(Extracted records)
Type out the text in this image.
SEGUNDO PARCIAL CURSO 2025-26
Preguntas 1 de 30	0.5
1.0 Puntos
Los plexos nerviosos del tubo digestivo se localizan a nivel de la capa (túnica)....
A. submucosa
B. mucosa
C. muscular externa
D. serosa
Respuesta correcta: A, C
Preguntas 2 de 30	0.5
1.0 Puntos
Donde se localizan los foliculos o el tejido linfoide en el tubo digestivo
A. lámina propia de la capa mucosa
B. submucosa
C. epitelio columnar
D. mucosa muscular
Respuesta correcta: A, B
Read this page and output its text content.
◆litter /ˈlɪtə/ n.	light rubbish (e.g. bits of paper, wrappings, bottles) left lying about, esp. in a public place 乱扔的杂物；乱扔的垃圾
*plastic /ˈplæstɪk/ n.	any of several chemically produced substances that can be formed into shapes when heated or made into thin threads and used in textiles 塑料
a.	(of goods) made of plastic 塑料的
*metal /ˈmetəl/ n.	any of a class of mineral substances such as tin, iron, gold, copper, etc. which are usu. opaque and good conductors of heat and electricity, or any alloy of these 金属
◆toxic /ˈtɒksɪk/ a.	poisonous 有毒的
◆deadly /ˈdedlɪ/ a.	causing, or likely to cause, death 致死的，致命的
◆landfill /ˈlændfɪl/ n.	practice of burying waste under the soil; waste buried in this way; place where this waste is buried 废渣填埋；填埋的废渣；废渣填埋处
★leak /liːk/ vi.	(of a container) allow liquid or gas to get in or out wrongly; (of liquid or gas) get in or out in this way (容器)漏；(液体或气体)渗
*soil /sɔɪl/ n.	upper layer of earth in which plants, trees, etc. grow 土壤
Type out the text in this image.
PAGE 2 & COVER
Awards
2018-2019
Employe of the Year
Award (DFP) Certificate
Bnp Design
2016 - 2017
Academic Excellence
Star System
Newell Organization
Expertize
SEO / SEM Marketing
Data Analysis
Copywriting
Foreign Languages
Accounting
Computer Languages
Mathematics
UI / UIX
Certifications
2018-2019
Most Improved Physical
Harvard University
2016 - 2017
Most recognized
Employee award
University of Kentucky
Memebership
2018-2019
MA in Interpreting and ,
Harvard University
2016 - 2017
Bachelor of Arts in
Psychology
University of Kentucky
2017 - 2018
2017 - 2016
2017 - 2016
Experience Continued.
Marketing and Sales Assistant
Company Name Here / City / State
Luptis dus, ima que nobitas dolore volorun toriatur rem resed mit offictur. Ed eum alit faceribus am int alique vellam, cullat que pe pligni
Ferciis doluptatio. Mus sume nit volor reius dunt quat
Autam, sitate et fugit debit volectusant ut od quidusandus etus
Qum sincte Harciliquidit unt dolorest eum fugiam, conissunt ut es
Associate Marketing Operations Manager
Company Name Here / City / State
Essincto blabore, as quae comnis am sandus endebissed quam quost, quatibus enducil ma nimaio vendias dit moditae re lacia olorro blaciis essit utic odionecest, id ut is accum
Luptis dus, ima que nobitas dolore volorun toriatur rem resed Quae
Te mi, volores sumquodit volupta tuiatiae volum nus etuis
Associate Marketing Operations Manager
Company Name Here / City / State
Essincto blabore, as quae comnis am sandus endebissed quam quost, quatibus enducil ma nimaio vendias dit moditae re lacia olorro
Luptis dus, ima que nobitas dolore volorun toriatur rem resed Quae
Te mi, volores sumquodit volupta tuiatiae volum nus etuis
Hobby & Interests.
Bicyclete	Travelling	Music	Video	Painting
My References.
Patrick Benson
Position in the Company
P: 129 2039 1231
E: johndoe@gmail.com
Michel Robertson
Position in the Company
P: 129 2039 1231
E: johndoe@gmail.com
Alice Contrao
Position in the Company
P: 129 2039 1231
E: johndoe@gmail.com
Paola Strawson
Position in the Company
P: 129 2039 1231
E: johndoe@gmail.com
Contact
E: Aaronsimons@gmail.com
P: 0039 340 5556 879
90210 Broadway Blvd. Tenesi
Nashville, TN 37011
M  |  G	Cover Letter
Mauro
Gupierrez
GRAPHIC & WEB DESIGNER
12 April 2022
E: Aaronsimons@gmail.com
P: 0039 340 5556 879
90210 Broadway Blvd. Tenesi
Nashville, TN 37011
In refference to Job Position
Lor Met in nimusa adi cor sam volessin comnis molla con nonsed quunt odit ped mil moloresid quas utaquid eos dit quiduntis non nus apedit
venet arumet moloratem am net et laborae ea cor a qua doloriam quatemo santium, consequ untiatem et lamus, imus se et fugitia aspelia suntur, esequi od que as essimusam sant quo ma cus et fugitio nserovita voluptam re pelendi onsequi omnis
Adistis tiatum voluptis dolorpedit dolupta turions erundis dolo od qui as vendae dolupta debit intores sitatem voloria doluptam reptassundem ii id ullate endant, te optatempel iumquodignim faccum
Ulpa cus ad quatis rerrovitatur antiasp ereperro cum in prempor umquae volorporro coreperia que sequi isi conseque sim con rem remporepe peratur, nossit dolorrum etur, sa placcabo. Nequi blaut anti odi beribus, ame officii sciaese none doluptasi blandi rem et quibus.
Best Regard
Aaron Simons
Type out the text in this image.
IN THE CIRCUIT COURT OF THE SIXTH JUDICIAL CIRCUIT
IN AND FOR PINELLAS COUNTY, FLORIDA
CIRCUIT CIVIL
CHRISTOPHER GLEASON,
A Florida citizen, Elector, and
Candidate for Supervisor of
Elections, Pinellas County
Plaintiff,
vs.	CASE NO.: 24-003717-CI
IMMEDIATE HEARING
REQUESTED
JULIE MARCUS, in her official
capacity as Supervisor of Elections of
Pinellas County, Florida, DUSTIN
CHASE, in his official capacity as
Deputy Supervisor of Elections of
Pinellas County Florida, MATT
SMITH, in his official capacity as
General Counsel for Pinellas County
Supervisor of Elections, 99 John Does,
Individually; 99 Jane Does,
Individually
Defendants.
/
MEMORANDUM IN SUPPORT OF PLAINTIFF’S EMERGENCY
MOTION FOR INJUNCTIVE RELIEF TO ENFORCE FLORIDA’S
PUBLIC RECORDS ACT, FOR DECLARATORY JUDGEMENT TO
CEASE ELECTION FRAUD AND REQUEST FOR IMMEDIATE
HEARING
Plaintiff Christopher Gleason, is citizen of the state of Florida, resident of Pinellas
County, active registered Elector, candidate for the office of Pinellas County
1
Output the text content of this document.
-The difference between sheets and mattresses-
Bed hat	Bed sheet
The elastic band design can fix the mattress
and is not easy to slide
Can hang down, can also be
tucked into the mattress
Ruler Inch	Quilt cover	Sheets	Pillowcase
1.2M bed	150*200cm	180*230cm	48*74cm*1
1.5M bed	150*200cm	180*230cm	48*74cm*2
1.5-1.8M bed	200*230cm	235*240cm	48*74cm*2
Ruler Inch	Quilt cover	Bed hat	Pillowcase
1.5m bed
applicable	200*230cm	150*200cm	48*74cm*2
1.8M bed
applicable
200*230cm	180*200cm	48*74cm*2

> [WHAT TO DO]: All of the lines above must be returned exactly.

> [RESPONSE BELOW]:
Type out the text in this image.
SEGUNDO PARCIAL CURSO 2025-26
Preguntas 1 de 30	0.5
1.0 Puntos
Los plexos nerviosos del tubo digestivo se localizan a nivel de la capa (túnica)....
A. submucosa
B. mucosa
C. muscular externa
D. serosa
Respuesta correcta: A, C
Preguntas 2 de 30	0.5
1.0 Puntos
Donde se localizan los foliculos o el tejido linfoide en el tubo digestivo
A. lámina propia de la capa mucosa
B. submucosa
C. epitelio columnar
D. mucosa muscular
Respuesta correcta: A, B
Read this page and output its text content.
◆litter /ˈlɪtə/ n.	light rubbish (e.g. bits of paper, wrappings, bottles) left lying about, esp. in a public place 乱扔的杂物；乱扔的垃圾
*plastic /ˈplæstɪk/ n.	any of several chemically produced substances that can be formed into shapes when heated or made into thin threads and used in textiles 塑料
a.	(of goods) made of plastic 塑料的
*metal /ˈmetəl/ n.	any of a class of mineral substances such as tin, iron, gold, copper, etc. which are usu. opaque and good conductors of heat and electricity, or any alloy of these 金属
◆toxic /ˈtɒksɪk/ a.	poisonous 有毒的
◆deadly /ˈdedlɪ/ a.	causing, or likely to cause, death 致死的，致命的
◆landfill /ˈlændfɪl/ n.	practice of burying waste under the soil; waste buried in this way; place where this waste is buried 废渣填埋；填埋的废渣；废渣填埋处
★leak /liːk/ vi.	(of a container) allow liquid or gas to get in or out wrongly; (of liquid or gas) get in or out in this way (容器)漏；(液体或气体)渗
*soil /sɔɪl/ n.	upper layer of earth in which plants, trees, etc. grow 土壤
Type out the text in this image.
PAGE 2 & COVER
Awards
2018-2019
Employe of the Year
Award (DFP) Certificate
Bnp Design
2016 - 2017
Academic Excellence
Star System
Newell Organization
Expertize
SEO / SEM Marketing
Data Analysis
Copywriting
Foreign Languages
Accounting
Computer Languages
Mathematics
UI / UIX
Certifications
2018-2019
Most Improved Physical
Harvard University
2016 - 2017
Most recognized
Employee award
University of Kentucky
Memebership
2018-2019
MA in Interpreting and ,
Harvard University
2016 - 2017
Bachelor of Arts in
Psychology
University of Kentucky
2017 - 2018
2017 - 2016
2017 - 2016
Experience Continued.
Marketing and Sales Assistant
Company Name Here / City / State
Luptis dus, ima que nobitas dolore volorun toriatur rem resed mit offictur. Ed eum alit faceribus am int alique vellam, cullat que pe pligni
Ferciis doluptatio. Mus sume nit volor reius dunt quat
Autam, sitate et fugit debit volectusant ut od quidusandus etus
Qum sincte Harciliquidit unt dolorest eum fugiam, conissunt ut es
Associate Marketing Operations Manager
Company Name Here / City / State
Essincto blabore, as quae comnis am sandus endebissed quam quost, quatibus enducil ma nimaio vendias dit moditae re lacia olorro blaciis essit utic odionecest, id ut is accum
Luptis dus, ima que nobitas dolore volorun toriatur rem resed Quae
Te mi, volores sumquodit volupta tuiatiae volum nus etuis
Associate Marketing Operations Manager
Company Name Here / City / State
Essincto blabore, as quae comnis am sandus endebissed quam quost, quatibus enducil ma nimaio vendias dit moditae re lacia olorro
Luptis dus, ima que nobitas dolore volorun toriatur rem resed Quae
Te mi, volores sumquodit volupta tuiatiae volum nus etuis
Hobby & Interests.
Bicyclete	Travelling	Music	Video	Painting
My References.
Patrick Benson
Position in the Company
P: 129 2039 1231
E: johndoe@gmail.com
Michel Robertson
Position in the Company
P: 129 2039 1231
E: johndoe@gmail.com
Alice Contrao
Position in the Company
P: 129 2039 1231
E: johndoe@gmail.com
Paola Strawson
Position in the Company
P: 129 2039 1231
E: johndoe@gmail.com
Contact
E: Aaronsimons@gmail.com
P: 0039 340 5556 879
90210 Broadway Blvd. Tenesi
Nashville, TN 37011
M  |  G	Cover Letter
Mauro
Gupierrez
GRAPHIC & WEB DESIGNER
12 April 2022
E: Aaronsimons@gmail.com
P: 0039 340 5556 879
90210 Broadway Blvd. Tenesi
Nashville, TN 37011
In refference to Job Position
Lor Met in nimusa adi cor sam volessin comnis molla con nonsed quunt odit ped mil moloresid quas utaquid eos dit quiduntis non nus apedit
venet arumet moloratem am net et laborae ea cor a qua doloriam quatemo santium, consequ untiatem et lamus, imus se et fugitia aspelia suntur, esequi od que as essimusam sant quo ma cus et fugitio nserovita voluptam re pelendi onsequi omnis
Adistis tiatum voluptis dolorpedit dolupta turions erundis dolo od qui as vendae dolupta debit intores sitatem voloria doluptam reptassundem ii id ullate endant, te optatempel iumquodignim faccum
Ulpa cus ad quatis rerrovitatur antiasp ereperro cum in prempor umquae volorporro coreperia que sequi isi conseque sim con rem remporepe peratur, nossit dolorrum etur, sa placcabo. Nequi blaut anti odi beribus, ame officii sciaese none doluptasi blandi rem et quibus.
Best Regard
Aaron Simons
Type out the text in this image.
IN THE CIRCUIT COURT OF THE SIXTH JUDICIAL CIRCUIT
IN AND FOR PINELLAS COUNTY, FLORIDA
CIRCUIT CIVIL
CHRISTOPHER GLEASON,
A Florida citizen, Elector, and
Candidate for Supervisor of
Elections, Pinellas County
Plaintiff,
vs.	CASE NO.: 24-003717-CI
IMMEDIATE HEARING
REQUESTED
JULIE MARCUS, in her official
capacity as Supervisor of Elections of
Pinellas County, Florida, DUSTIN
CHASE, in his official capacity as
Deputy Supervisor of Elections of
Pinellas County Florida, MATT
SMITH, in his official capacity as
General Counsel for Pinellas County
Supervisor of Elections, 99 John Does,
Individually; 99 Jane Does,
Individually
Defendants.
/
MEMORANDUM IN SUPPORT OF PLAINTIFF’S EMERGENCY
MOTION FOR INJUNCTIVE RELIEF TO ENFORCE FLORIDA’S
PUBLIC RECORDS ACT, FOR DECLARATORY JUDGEMENT TO
CEASE ELECTION FRAUD AND REQUEST FOR IMMEDIATE
HEARING
Plaintiff Christopher Gleason, is citizen of the state of Florida, resident of Pinellas
County, active registered Elector, candidate for the office of Pinellas County
1
Output the text content of this document.
-The difference between sheets and mattresses-
Bed hat	Bed sheet
The elastic band design can fix the mattress
and is not easy to slide
Can hang down, can also be
tucked into the mattress
Ruler Inch	Quilt cover	Sheets	Pillowcase
1.2M bed	150*200cm	180*230cm	48*74cm*1
1.5M bed	150*200cm	180*230cm	48*74cm*2
1.5-1.8M bed	200*230cm	235*240cm	48*74cm*2
Ruler Inch	Quilt cover	Bed hat	Pillowcase
1.5m bed
applicable	200*230cm	150*200cm	48*74cm*2
1.8M bed
applicable
200*230cm	180*200cm	48*74cm*2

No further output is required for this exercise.